--- Begin Data in this exercise ---

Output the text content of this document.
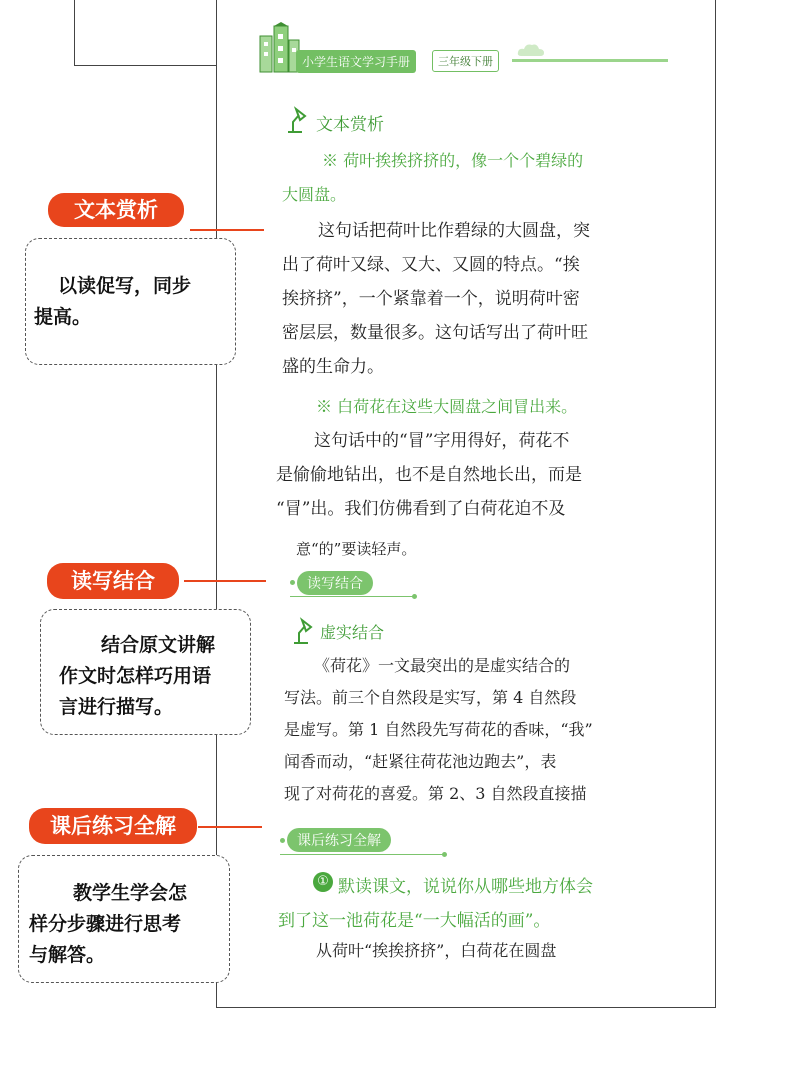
小学生语文学习手册	三年级下册
文本赏析
※ 荷叶挨挨挤挤的，像一个个碧绿的
大圆盘。
这句话把荷叶比作碧绿的大圆盘，突
出了荷叶又绿、又大、又圆的特点。“挨
挨挤挤”，一个紧靠着一个，说明荷叶密
密层层，数量很多。这句话写出了荷叶旺
盛的生命力。
※ 白荷花在这些大圆盘之间冒出来。
这句话中的“冒”字用得好，荷花不
是偷偷地钻出，也不是自然地长出，而是
“冒”出。我们仿佛看到了白荷花迫不及
意“的”要读轻声。
读写结合
虚实结合
《荷花》一文最突出的是虚实结合的
写法。前三个自然段是实写，第 4 自然段
是虚写。第 1 自然段先写荷花的香味，“我”
闻香而动，“赶紧往荷花池边跑去”，表
现了对荷花的喜爱。第 2、3 自然段直接描
课后练习全解
① 默读课文，说说你从哪些地方体会
到了这一池荷花是“一大幅活的画”。
从荷叶“挨挨挤挤”，白荷花在圆盘
文本赏析
以读促写，同步
提高。
读写结合
结合原文讲解
作文时怎样巧用语
言进行描写。
课后练习全解
教学生学会怎
样分步骤进行思考
与解答。
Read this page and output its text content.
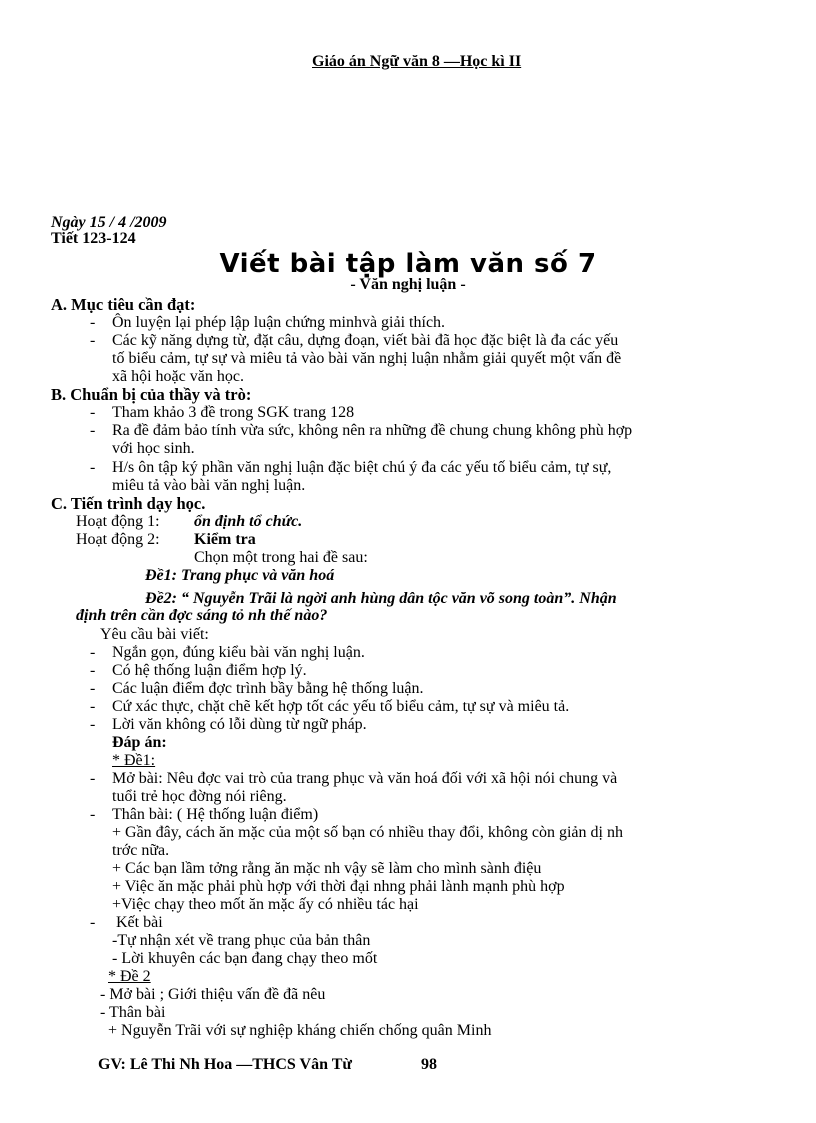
Giáo án Ngữ văn 8 —Học kì II
Ngày 15 / 4 /2009
Tiết 123-124
Viết bài tập làm văn số 7
- Văn nghị luận -
A. Mục tiêu cần đạt:
- Ôn luyện lại phép lập luận chứng minhvà giải thích.
- Các kỹ năng dựng từ, đặt câu, dựng đoạn, viết bài đã học đặc biệt là đa các yếu
tố biểu cảm, tự sự và miêu tả vào bài văn nghị luận nhằm giải quyết một vấn đề
xã hội hoặc văn học.
B. Chuẩn bị của thầy và trò:
- Tham khảo 3 đề trong SGK trang 128
- Ra đề đảm bảo tính vừa sức, không nên ra những đề chung chung không phù hợp
với học sinh.
- H/s ôn tập ký phần văn nghị luận đặc biệt chú ý đa các yếu tố biểu cảm, tự sự,
miêu tả vào bài văn nghị luận.
C. Tiến trình dạy học.
Hoạt động 1: ổn định tổ chức.
Hoạt động 2: Kiểm tra
Chọn một trong hai đề sau:
Đề1: Trang phục và văn hoá
Đề2: “ Nguyễn Trãi là ngời anh hùng dân tộc văn võ song toàn”. Nhận
định trên cần đợc sáng tỏ nh thế nào?
Yêu cầu bài viết:
- Ngắn gọn, đúng kiểu bài văn nghị luận.
- Có hệ thống luận điểm hợp lý.
- Các luận điểm đợc trình bầy bằng hệ thống luận.
- Cứ xác thực, chặt chẽ kết hợp tốt các yếu tố biểu cảm, tự sự và miêu tả.
- Lời văn không có lỗi dùng từ ngữ pháp.
Đáp án:
* Đề1:
- Mở bài: Nêu đợc vai trò của trang phục và văn hoá đối với xã hội nói chung và
tuổi trẻ học đờng nói riêng.
- Thân bài: ( Hệ thống luận điểm)
+ Gần đây, cách ăn mặc của một số bạn có nhiều thay đổi, không còn giản dị nh
trớc nữa.
+ Các bạn lầm tởng rằng ăn mặc nh vậy sẽ làm cho mình sành điệu
+ Việc ăn mặc phải phù hợp với thời đại nhng phải lành mạnh phù hợp
+Việc chạy theo mốt ăn mặc ấy có nhiều tác hại
- Kết bài
-Tự nhận xét về trang phục của bản thân
- Lời khuyên các bạn đang chạy theo mốt
* Đề 2
- Mở bài ; Giới thiệu vấn đề đã nêu
- Thân bài
+ Nguyễn Trãi với sự nghiệp kháng chiến chống quân Minh
GV: Lê Thi Nh Hoa —THCS Vân Từ	98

--- End Data in this exercise ---

== What you will do ==
Return all of the entries exactly as written, but drop any pictures they hold.

== Expected answer ==
Output the text content of this document.
小学生语文学习手册	三年级下册
文本赏析
※ 荷叶挨挨挤挤的，像一个个碧绿的
大圆盘。
这句话把荷叶比作碧绿的大圆盘，突
出了荷叶又绿、又大、又圆的特点。“挨
挨挤挤”，一个紧靠着一个，说明荷叶密
密层层，数量很多。这句话写出了荷叶旺
盛的生命力。
※ 白荷花在这些大圆盘之间冒出来。
这句话中的“冒”字用得好，荷花不
是偷偷地钻出，也不是自然地长出，而是
“冒”出。我们仿佛看到了白荷花迫不及
意“的”要读轻声。
读写结合
虚实结合
《荷花》一文最突出的是虚实结合的
写法。前三个自然段是实写，第 4 自然段
是虚写。第 1 自然段先写荷花的香味，“我”
闻香而动，“赶紧往荷花池边跑去”，表
现了对荷花的喜爱。第 2、3 自然段直接描
课后练习全解
① 默读课文，说说你从哪些地方体会
到了这一池荷花是“一大幅活的画”。
从荷叶“挨挨挤挤”，白荷花在圆盘
文本赏析
以读促写，同步
提高。
读写结合
结合原文讲解
作文时怎样巧用语
言进行描写。
课后练习全解
教学生学会怎
样分步骤进行思考
与解答。
Read this page and output its text content.
Giáo án Ngữ văn 8 —Học kì II
Ngày 15 / 4 /2009
Tiết 123-124
Viết bài tập làm văn số 7
- Văn nghị luận -
A. Mục tiêu cần đạt:
- Ôn luyện lại phép lập luận chứng minhvà giải thích.
- Các kỹ năng dựng từ, đặt câu, dựng đoạn, viết bài đã học đặc biệt là đa các yếu
tố biểu cảm, tự sự và miêu tả vào bài văn nghị luận nhằm giải quyết một vấn đề
xã hội hoặc văn học.
B. Chuẩn bị của thầy và trò:
- Tham khảo 3 đề trong SGK trang 128
- Ra đề đảm bảo tính vừa sức, không nên ra những đề chung chung không phù hợp
với học sinh.
- H/s ôn tập ký phần văn nghị luận đặc biệt chú ý đa các yếu tố biểu cảm, tự sự,
miêu tả vào bài văn nghị luận.
C. Tiến trình dạy học.
Hoạt động 1: ổn định tổ chức.
Hoạt động 2: Kiểm tra
Chọn một trong hai đề sau:
Đề1: Trang phục và văn hoá
Đề2: “ Nguyễn Trãi là ngời anh hùng dân tộc văn võ song toàn”. Nhận
định trên cần đợc sáng tỏ nh thế nào?
Yêu cầu bài viết:
- Ngắn gọn, đúng kiểu bài văn nghị luận.
- Có hệ thống luận điểm hợp lý.
- Các luận điểm đợc trình bầy bằng hệ thống luận.
- Cứ xác thực, chặt chẽ kết hợp tốt các yếu tố biểu cảm, tự sự và miêu tả.
- Lời văn không có lỗi dùng từ ngữ pháp.
Đáp án:
* Đề1:
- Mở bài: Nêu đợc vai trò của trang phục và văn hoá đối với xã hội nói chung và
tuổi trẻ học đờng nói riêng.
- Thân bài: ( Hệ thống luận điểm)
+ Gần đây, cách ăn mặc của một số bạn có nhiều thay đổi, không còn giản dị nh
trớc nữa.
+ Các bạn lầm tởng rằng ăn mặc nh vậy sẽ làm cho mình sành điệu
+ Việc ăn mặc phải phù hợp với thời đại nhng phải lành mạnh phù hợp
+Việc chạy theo mốt ăn mặc ấy có nhiều tác hại
- Kết bài
-Tự nhận xét về trang phục của bản thân
- Lời khuyên các bạn đang chạy theo mốt
* Đề 2
- Mở bài ; Giới thiệu vấn đề đã nêu
- Thân bài
+ Nguyễn Trãi với sự nghiệp kháng chiến chống quân Minh
GV: Lê Thi Nh Hoa —THCS Vân Từ	98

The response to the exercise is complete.